Short exercise: Repeat the material below exactly, line for line.

Record extracts:
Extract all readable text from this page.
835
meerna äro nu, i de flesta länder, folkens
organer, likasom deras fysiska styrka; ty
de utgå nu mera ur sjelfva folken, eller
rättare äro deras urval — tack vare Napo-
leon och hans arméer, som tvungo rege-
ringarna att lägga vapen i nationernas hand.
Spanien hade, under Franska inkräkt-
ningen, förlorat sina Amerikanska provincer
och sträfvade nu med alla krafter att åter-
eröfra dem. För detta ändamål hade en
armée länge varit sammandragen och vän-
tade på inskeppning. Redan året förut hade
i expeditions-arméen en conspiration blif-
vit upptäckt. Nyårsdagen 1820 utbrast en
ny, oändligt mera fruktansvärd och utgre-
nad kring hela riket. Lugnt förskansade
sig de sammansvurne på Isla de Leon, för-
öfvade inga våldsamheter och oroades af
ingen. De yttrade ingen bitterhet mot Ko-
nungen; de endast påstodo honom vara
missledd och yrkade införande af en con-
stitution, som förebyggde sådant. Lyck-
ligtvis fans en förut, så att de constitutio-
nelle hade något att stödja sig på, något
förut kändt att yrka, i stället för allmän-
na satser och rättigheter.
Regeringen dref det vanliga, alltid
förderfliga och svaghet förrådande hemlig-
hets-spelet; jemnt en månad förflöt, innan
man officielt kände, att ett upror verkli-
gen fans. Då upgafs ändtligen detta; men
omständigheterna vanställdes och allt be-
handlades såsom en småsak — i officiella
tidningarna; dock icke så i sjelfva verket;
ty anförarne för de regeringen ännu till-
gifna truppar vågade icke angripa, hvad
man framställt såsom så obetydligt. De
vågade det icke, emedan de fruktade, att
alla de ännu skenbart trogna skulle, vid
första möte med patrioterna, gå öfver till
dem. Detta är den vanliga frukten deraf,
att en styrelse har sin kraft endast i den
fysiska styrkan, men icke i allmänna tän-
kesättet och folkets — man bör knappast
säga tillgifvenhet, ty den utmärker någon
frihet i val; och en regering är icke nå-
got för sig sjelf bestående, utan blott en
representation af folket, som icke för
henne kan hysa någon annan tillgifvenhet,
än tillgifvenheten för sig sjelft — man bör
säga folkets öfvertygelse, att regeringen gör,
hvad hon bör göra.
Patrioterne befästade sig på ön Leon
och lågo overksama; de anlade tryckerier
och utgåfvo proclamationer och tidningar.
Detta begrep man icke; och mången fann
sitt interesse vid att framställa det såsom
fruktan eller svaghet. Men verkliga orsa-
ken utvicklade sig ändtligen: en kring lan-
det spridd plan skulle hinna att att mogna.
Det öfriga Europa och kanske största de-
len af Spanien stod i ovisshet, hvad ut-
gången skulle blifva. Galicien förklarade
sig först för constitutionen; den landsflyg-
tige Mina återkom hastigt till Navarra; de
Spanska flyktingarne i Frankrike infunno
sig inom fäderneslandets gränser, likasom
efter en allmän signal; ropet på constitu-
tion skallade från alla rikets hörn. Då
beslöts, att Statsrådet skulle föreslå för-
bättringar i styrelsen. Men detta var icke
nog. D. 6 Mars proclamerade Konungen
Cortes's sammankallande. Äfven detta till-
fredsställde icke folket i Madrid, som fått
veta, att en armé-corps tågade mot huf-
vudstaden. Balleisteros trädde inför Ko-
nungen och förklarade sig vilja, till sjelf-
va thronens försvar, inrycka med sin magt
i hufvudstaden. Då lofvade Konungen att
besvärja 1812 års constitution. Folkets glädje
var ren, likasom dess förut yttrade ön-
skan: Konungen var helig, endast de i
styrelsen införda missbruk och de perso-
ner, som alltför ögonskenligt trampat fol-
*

Reply:
Extract all readable text from this page.
835
meerna äro nu, i de flesta länder, folkens
organer, likasom deras fysiska styrka; ty
de utgå nu mera ur sjelfva folken, eller
rättare äro deras urval — tack vare Napo-
leon och hans arméer, som tvungo rege-
ringarna att lägga vapen i nationernas hand.
Spanien hade, under Franska inkräkt-
ningen, förlorat sina Amerikanska provincer
och sträfvade nu med alla krafter att åter-
eröfra dem. För detta ändamål hade en
armée länge varit sammandragen och vän-
tade på inskeppning. Redan året förut hade
i expeditions-arméen en conspiration blif-
vit upptäckt. Nyårsdagen 1820 utbrast en
ny, oändligt mera fruktansvärd och utgre-
nad kring hela riket. Lugnt förskansade
sig de sammansvurne på Isla de Leon, för-
öfvade inga våldsamheter och oroades af
ingen. De yttrade ingen bitterhet mot Ko-
nungen; de endast påstodo honom vara
missledd och yrkade införande af en con-
stitution, som förebyggde sådant. Lyck-
ligtvis fans en förut, så att de constitutio-
nelle hade något att stödja sig på, något
förut kändt att yrka, i stället för allmän-
na satser och rättigheter.
Regeringen dref det vanliga, alltid
förderfliga och svaghet förrådande hemlig-
hets-spelet; jemnt en månad förflöt, innan
man officielt kände, att ett upror verkli-
gen fans. Då upgafs ändtligen detta; men
omständigheterna vanställdes och allt be-
handlades såsom en småsak — i officiella
tidningarna; dock icke så i sjelfva verket;
ty anförarne för de regeringen ännu till-
gifna truppar vågade icke angripa, hvad
man framställt såsom så obetydligt. De
vågade det icke, emedan de fruktade, att
alla de ännu skenbart trogna skulle, vid
första möte med patrioterna, gå öfver till
dem. Detta är den vanliga frukten deraf,
att en styrelse har sin kraft endast i den
fysiska styrkan, men icke i allmänna tän-
kesättet och folkets — man bör knappast
säga tillgifvenhet, ty den utmärker någon
frihet i val; och en regering är icke nå-
got för sig sjelf bestående, utan blott en
representation af folket, som icke för
henne kan hysa någon annan tillgifvenhet,
än tillgifvenheten för sig sjelft — man bör
säga folkets öfvertygelse, att regeringen gör,
hvad hon bör göra.
Patrioterne befästade sig på ön Leon
och lågo overksama; de anlade tryckerier
och utgåfvo proclamationer och tidningar.
Detta begrep man icke; och mången fann
sitt interesse vid att framställa det såsom
fruktan eller svaghet. Men verkliga orsa-
ken utvicklade sig ändtligen: en kring lan-
det spridd plan skulle hinna att att mogna.
Det öfriga Europa och kanske största de-
len af Spanien stod i ovisshet, hvad ut-
gången skulle blifva. Galicien förklarade
sig först för constitutionen; den landsflyg-
tige Mina återkom hastigt till Navarra; de
Spanska flyktingarne i Frankrike infunno
sig inom fäderneslandets gränser, likasom
efter en allmän signal; ropet på constitu-
tion skallade från alla rikets hörn. Då
beslöts, att Statsrådet skulle föreslå för-
bättringar i styrelsen. Men detta var icke
nog. D. 6 Mars proclamerade Konungen
Cortes's sammankallande. Äfven detta till-
fredsställde icke folket i Madrid, som fått
veta, att en armé-corps tågade mot huf-
vudstaden. Balleisteros trädde inför Ko-
nungen och förklarade sig vilja, till sjelf-
va thronens försvar, inrycka med sin magt
i hufvudstaden. Då lofvade Konungen att
besvärja 1812 års constitution. Folkets glädje
var ren, likasom dess förut yttrade ön-
skan: Konungen var helig, endast de i
styrelsen införda missbruk och de perso-
ner, som alltför ögonskenligt trampat fol-
*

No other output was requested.